▶ Условие задания
Найдите в листинге ниже все строки со словом "control" и выпишите их.

(Данные о расположении элементов)
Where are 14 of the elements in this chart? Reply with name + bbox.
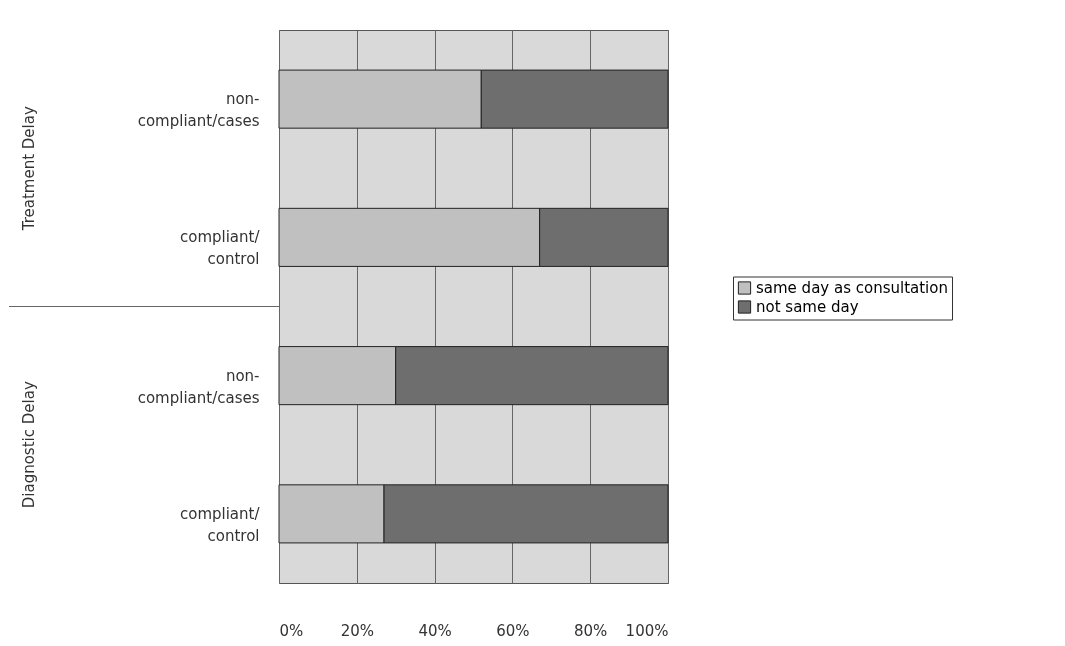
x-tick-label: 0% (279, 621, 304, 640)
text: Diagnostic Delay (20, 381, 38, 509)
text: Treatment Delay (20, 106, 38, 232)
y-tick-label: compliant/ control (179, 228, 261, 269)
legend-label: same day as consultation (756, 279, 948, 297)
x-tick-label: 80% (574, 621, 608, 640)
x-tick-label: 40% (418, 621, 452, 640)
x-tick-label: 60% (496, 621, 530, 640)
y-tick-label: compliant/ control (179, 504, 261, 545)
legend-label: not same day (756, 298, 859, 316)
y-tick-label: non- compliant/cases (137, 366, 260, 407)
x-tick-label: 20% (340, 621, 374, 640)
y-tick-label: non- compliant/cases (137, 90, 260, 131)
x-tick-label: 100% (625, 621, 669, 640)
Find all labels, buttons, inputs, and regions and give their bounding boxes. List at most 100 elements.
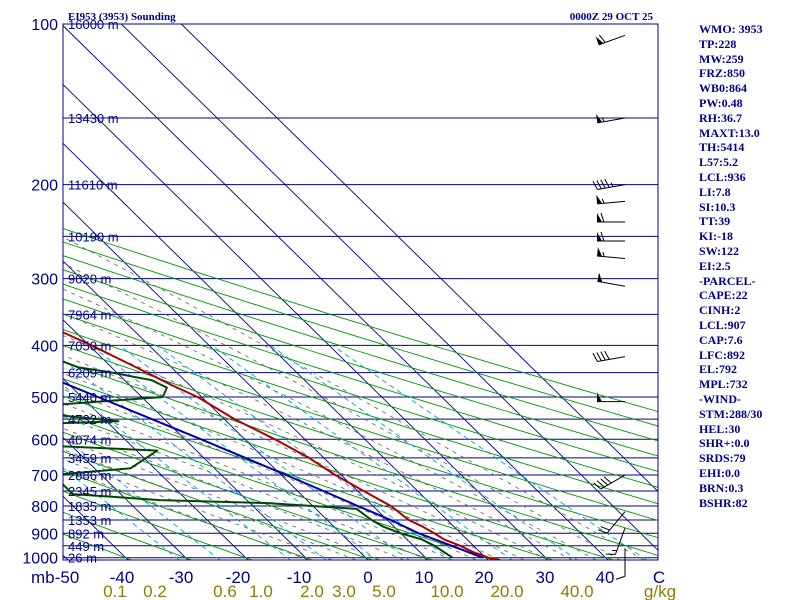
height-label: 26 m — [68, 551, 97, 566]
dry-adiabat — [63, 269, 658, 457]
temperature-tick-label: -40 — [110, 568, 135, 587]
mixing-ratio-line — [63, 359, 327, 560]
mixing-ratio-line — [211, 344, 513, 560]
index-item: -PARCEL- — [699, 273, 756, 288]
index-item: LCL:936 — [699, 169, 746, 184]
moist-adiabat — [63, 236, 645, 560]
temperature-tick-label: 0 — [363, 568, 372, 587]
index-item: LFC:892 — [699, 347, 745, 362]
dry-adiabat — [63, 255, 658, 442]
index-item: WB0:864 — [699, 81, 747, 96]
pressure-tick-label: 1000 — [22, 551, 58, 568]
celsius-label: C — [653, 568, 665, 587]
index-item: -WIND- — [699, 391, 741, 406]
index-item: RH:36.7 — [699, 110, 742, 125]
index-item: L57:5.2 — [699, 155, 738, 170]
index-item: LCL:907 — [699, 317, 746, 332]
index-item: BRN:0.3 — [699, 480, 744, 495]
wind-barbs — [592, 34, 626, 580]
index-item: CINH:2 — [699, 303, 741, 318]
height-label: 2345 m — [68, 484, 111, 499]
wind-barb — [592, 350, 626, 362]
index-item: PW:0.48 — [699, 95, 743, 110]
mb-label: mb — [31, 568, 55, 587]
height-label: 6209 m — [68, 366, 111, 381]
moist-adiabat — [63, 262, 621, 560]
isotherm — [63, 319, 309, 560]
height-label: 7050 m — [68, 338, 111, 353]
dry-adiabat — [63, 345, 658, 539]
height-label: 1835 m — [68, 499, 111, 514]
mixing-ratio-tick-label: 0.6 — [213, 582, 237, 600]
temperature-tick-label: 10 — [415, 568, 434, 587]
index-item: SRDS:79 — [699, 451, 746, 466]
time-label: 0000Z 29 OCT 25 — [570, 11, 654, 23]
pressure-tick-label: 300 — [31, 272, 58, 289]
wind-barb — [597, 212, 625, 223]
mixing-ratio-tick-label: 0.2 — [143, 582, 167, 600]
height-label: 5440 m — [68, 390, 111, 405]
moist-adiabat — [63, 403, 453, 560]
height-label: 3459 m — [68, 451, 111, 466]
wind-barb — [605, 527, 626, 555]
wind-barb — [597, 272, 626, 287]
mixing-ratio-line — [270, 344, 578, 560]
height-label: 449 m — [68, 539, 104, 554]
index-item: FRZ:850 — [699, 66, 745, 81]
parcel-line — [63, 381, 483, 559]
isotherm — [180, 24, 658, 493]
isotherm — [63, 83, 549, 560]
pressure-tick-label: 400 — [31, 338, 58, 355]
dry-adiabat — [63, 395, 554, 560]
moist-adiabat — [63, 354, 525, 560]
index-item: EHI:0.0 — [699, 465, 741, 480]
temperature-tick-label: -20 — [226, 568, 251, 587]
pressure-tick-label: 700 — [31, 468, 58, 485]
mixing-ratio-line — [63, 384, 291, 560]
index-item: LI:7.8 — [699, 184, 731, 199]
temperature-tick-label: 40 — [596, 568, 615, 587]
mixing-ratio-line — [332, 344, 647, 560]
index-item: SHR+:0.0 — [699, 436, 750, 451]
height-label: 4732 m — [68, 412, 111, 427]
wind-barb — [597, 247, 626, 259]
dry-adiabat — [63, 298, 658, 488]
index-item: MAXT:13.0 — [699, 125, 760, 140]
index-item: TT:39 — [699, 214, 731, 229]
mixing-ratio-tick-label: 2.0 — [300, 582, 324, 600]
pressure-tick-label: 600 — [31, 432, 58, 449]
moist-adiabat — [63, 388, 477, 560]
wind-barb — [595, 113, 626, 124]
mixing-ratio-line — [63, 436, 221, 560]
dry-adiabat — [63, 241, 658, 427]
dry-adiabat — [63, 313, 658, 505]
index-item: MW:259 — [699, 51, 744, 66]
wind-barb — [593, 474, 626, 490]
index-item: STM:288/30 — [699, 406, 763, 421]
mixing-ratio-units: g/kg — [644, 582, 676, 600]
index-item: WMO: 3953 — [699, 22, 763, 36]
mixing-ratio-tick-label: 10.0 — [430, 582, 463, 600]
pressure-tick-label: 900 — [31, 526, 58, 543]
index-item: TP:228 — [699, 36, 737, 51]
temperature-line — [63, 331, 501, 560]
wind-barb — [597, 392, 625, 403]
moist-adiabat — [63, 449, 357, 560]
isotherm — [63, 377, 249, 560]
index-item: TH:5414 — [699, 140, 745, 155]
isotherm — [120, 24, 658, 551]
dry-adiabat — [63, 511, 193, 560]
dry-adiabat — [63, 361, 658, 556]
plot-frame — [62, 23, 659, 561]
dry-adiabat — [63, 490, 253, 560]
mixing-ratio-tick-label: 3.0 — [332, 582, 356, 600]
index-item: SW:122 — [699, 243, 740, 258]
height-label: 10190 m — [68, 229, 119, 244]
pressure-tick-label: 100 — [31, 17, 58, 34]
index-item: CAP:7.6 — [699, 332, 743, 347]
dry-adiabat — [63, 431, 433, 560]
dry-adiabat — [63, 450, 373, 560]
index-item: MPL:732 — [699, 377, 748, 392]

▶ Решение
y-tick-label: compliant/ control (179, 228, 261, 269)
y-tick-label: compliant/ control (179, 504, 261, 545)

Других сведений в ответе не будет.